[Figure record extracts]
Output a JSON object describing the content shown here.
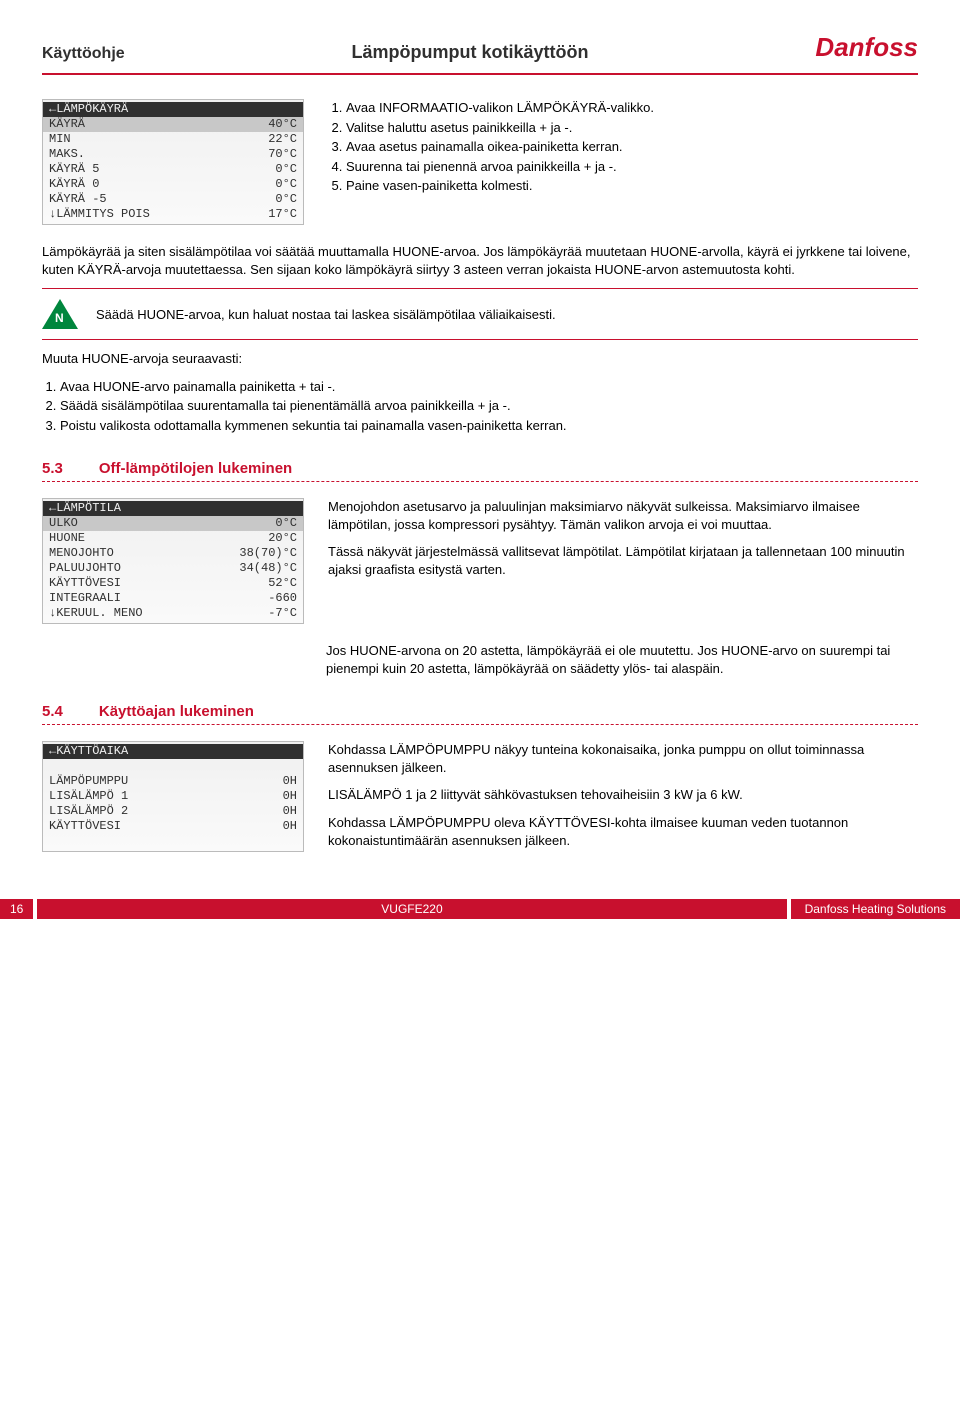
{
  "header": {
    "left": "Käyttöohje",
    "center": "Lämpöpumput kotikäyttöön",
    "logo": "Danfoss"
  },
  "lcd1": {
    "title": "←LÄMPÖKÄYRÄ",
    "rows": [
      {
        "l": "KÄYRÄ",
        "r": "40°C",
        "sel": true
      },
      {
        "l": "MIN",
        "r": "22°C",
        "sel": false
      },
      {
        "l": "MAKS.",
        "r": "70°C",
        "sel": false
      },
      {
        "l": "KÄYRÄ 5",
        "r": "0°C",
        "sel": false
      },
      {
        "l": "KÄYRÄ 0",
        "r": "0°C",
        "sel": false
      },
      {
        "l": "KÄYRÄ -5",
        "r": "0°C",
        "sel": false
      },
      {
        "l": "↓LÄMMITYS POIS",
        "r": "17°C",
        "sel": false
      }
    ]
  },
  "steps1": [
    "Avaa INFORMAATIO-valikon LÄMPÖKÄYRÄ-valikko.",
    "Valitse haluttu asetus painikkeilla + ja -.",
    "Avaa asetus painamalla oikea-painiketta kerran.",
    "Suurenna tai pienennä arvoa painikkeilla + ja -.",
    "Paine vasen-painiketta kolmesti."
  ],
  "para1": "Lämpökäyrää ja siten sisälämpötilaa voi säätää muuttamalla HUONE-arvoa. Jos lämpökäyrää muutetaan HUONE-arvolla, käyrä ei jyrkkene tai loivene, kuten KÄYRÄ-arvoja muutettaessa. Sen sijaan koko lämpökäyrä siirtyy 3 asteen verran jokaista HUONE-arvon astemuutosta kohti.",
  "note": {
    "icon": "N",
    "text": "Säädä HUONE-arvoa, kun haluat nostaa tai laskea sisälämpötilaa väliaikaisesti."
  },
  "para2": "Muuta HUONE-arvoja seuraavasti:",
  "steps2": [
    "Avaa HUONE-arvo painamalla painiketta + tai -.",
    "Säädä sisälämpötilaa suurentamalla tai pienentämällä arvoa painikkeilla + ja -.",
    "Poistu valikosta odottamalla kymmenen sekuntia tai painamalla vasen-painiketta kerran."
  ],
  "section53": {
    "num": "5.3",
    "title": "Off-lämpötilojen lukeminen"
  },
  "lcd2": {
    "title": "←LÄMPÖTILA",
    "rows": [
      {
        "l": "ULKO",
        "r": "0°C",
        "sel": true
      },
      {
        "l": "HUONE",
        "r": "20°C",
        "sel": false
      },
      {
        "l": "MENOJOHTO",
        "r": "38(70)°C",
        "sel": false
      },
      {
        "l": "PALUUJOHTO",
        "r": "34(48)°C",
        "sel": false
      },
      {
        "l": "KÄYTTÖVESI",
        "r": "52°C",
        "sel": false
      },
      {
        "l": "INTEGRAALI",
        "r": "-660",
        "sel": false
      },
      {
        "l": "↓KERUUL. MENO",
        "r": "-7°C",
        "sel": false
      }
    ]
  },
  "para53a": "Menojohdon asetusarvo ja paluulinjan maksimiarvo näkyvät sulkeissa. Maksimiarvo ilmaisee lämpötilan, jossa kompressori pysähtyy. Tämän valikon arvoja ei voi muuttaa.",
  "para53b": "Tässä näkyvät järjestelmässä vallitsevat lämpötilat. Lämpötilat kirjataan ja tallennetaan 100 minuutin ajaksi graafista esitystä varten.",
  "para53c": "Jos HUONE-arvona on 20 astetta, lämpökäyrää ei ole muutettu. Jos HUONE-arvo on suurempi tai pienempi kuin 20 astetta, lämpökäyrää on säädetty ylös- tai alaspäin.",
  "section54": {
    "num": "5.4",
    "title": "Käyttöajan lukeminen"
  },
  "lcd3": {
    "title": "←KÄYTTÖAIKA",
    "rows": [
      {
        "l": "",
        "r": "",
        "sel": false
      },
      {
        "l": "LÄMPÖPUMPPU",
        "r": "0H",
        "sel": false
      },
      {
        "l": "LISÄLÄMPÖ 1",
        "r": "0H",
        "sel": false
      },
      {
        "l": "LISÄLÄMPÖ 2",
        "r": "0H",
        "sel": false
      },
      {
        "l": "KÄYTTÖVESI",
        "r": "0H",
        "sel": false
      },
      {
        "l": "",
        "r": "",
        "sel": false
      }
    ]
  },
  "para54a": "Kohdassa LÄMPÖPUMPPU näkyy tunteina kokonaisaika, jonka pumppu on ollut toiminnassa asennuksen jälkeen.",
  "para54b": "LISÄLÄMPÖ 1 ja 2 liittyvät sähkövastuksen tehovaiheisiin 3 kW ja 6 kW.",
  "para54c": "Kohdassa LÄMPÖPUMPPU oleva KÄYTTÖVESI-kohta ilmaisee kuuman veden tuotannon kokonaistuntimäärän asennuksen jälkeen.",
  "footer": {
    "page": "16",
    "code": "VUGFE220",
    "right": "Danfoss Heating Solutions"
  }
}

* Requirement
Leave the pictures out and output the rest of the listing exactly.

* The reply
Output a JSON object describing the content shown here.
{
  "header": {
    "left": "Käyttöohje",
    "center": "Lämpöpumput kotikäyttöön",
    "logo": "Danfoss"
  },
  "lcd1": {
    "title": "←LÄMPÖKÄYRÄ",
    "rows": [
      {
        "l": "KÄYRÄ",
        "r": "40°C",
        "sel": true
      },
      {
        "l": "MIN",
        "r": "22°C",
        "sel": false
      },
      {
        "l": "MAKS.",
        "r": "70°C",
        "sel": false
      },
      {
        "l": "KÄYRÄ 5",
        "r": "0°C",
        "sel": false
      },
      {
        "l": "KÄYRÄ 0",
        "r": "0°C",
        "sel": false
      },
      {
        "l": "KÄYRÄ -5",
        "r": "0°C",
        "sel": false
      },
      {
        "l": "↓LÄMMITYS POIS",
        "r": "17°C",
        "sel": false
      }
    ]
  },
  "steps1": [
    "Avaa INFORMAATIO-valikon LÄMPÖKÄYRÄ-valikko.",
    "Valitse haluttu asetus painikkeilla + ja -.",
    "Avaa asetus painamalla oikea-painiketta kerran.",
    "Suurenna tai pienennä arvoa painikkeilla + ja -.",
    "Paine vasen-painiketta kolmesti."
  ],
  "para1": "Lämpökäyrää ja siten sisälämpötilaa voi säätää muuttamalla HUONE-arvoa. Jos lämpökäyrää muutetaan HUONE-arvolla, käyrä ei jyrkkene tai loivene, kuten KÄYRÄ-arvoja muutettaessa. Sen sijaan koko lämpökäyrä siirtyy 3 asteen verran jokaista HUONE-arvon astemuutosta kohti.",
  "note": {
    "icon": "N",
    "text": "Säädä HUONE-arvoa, kun haluat nostaa tai laskea sisälämpötilaa väliaikaisesti."
  },
  "para2": "Muuta HUONE-arvoja seuraavasti:",
  "steps2": [
    "Avaa HUONE-arvo painamalla painiketta + tai -.",
    "Säädä sisälämpötilaa suurentamalla tai pienentämällä arvoa painikkeilla + ja -.",
    "Poistu valikosta odottamalla kymmenen sekuntia tai painamalla vasen-painiketta kerran."
  ],
  "section53": {
    "num": "5.3",
    "title": "Off-lämpötilojen lukeminen"
  },
  "lcd2": {
    "title": "←LÄMPÖTILA",
    "rows": [
      {
        "l": "ULKO",
        "r": "0°C",
        "sel": true
      },
      {
        "l": "HUONE",
        "r": "20°C",
        "sel": false
      },
      {
        "l": "MENOJOHTO",
        "r": "38(70)°C",
        "sel": false
      },
      {
        "l": "PALUUJOHTO",
        "r": "34(48)°C",
        "sel": false
      },
      {
        "l": "KÄYTTÖVESI",
        "r": "52°C",
        "sel": false
      },
      {
        "l": "INTEGRAALI",
        "r": "-660",
        "sel": false
      },
      {
        "l": "↓KERUUL. MENO",
        "r": "-7°C",
        "sel": false
      }
    ]
  },
  "para53a": "Menojohdon asetusarvo ja paluulinjan maksimiarvo näkyvät sulkeissa. Maksimiarvo ilmaisee lämpötilan, jossa kompressori pysähtyy. Tämän valikon arvoja ei voi muuttaa.",
  "para53b": "Tässä näkyvät järjestelmässä vallitsevat lämpötilat. Lämpötilat kirjataan ja tallennetaan 100 minuutin ajaksi graafista esitystä varten.",
  "para53c": "Jos HUONE-arvona on 20 astetta, lämpökäyrää ei ole muutettu. Jos HUONE-arvo on suurempi tai pienempi kuin 20 astetta, lämpökäyrää on säädetty ylös- tai alaspäin.",
  "section54": {
    "num": "5.4",
    "title": "Käyttöajan lukeminen"
  },
  "lcd3": {
    "title": "←KÄYTTÖAIKA",
    "rows": [
      {
        "l": "",
        "r": "",
        "sel": false
      },
      {
        "l": "LÄMPÖPUMPPU",
        "r": "0H",
        "sel": false
      },
      {
        "l": "LISÄLÄMPÖ 1",
        "r": "0H",
        "sel": false
      },
      {
        "l": "LISÄLÄMPÖ 2",
        "r": "0H",
        "sel": false
      },
      {
        "l": "KÄYTTÖVESI",
        "r": "0H",
        "sel": false
      },
      {
        "l": "",
        "r": "",
        "sel": false
      }
    ]
  },
  "para54a": "Kohdassa LÄMPÖPUMPPU näkyy tunteina kokonaisaika, jonka pumppu on ollut toiminnassa asennuksen jälkeen.",
  "para54b": "LISÄLÄMPÖ 1 ja 2 liittyvät sähkövastuksen tehovaiheisiin 3 kW ja 6 kW.",
  "para54c": "Kohdassa LÄMPÖPUMPPU oleva KÄYTTÖVESI-kohta ilmaisee kuuman veden tuotannon kokonaistuntimäärän asennuksen jälkeen.",
  "footer": {
    "page": "16",
    "code": "VUGFE220",
    "right": "Danfoss Heating Solutions"
  }
}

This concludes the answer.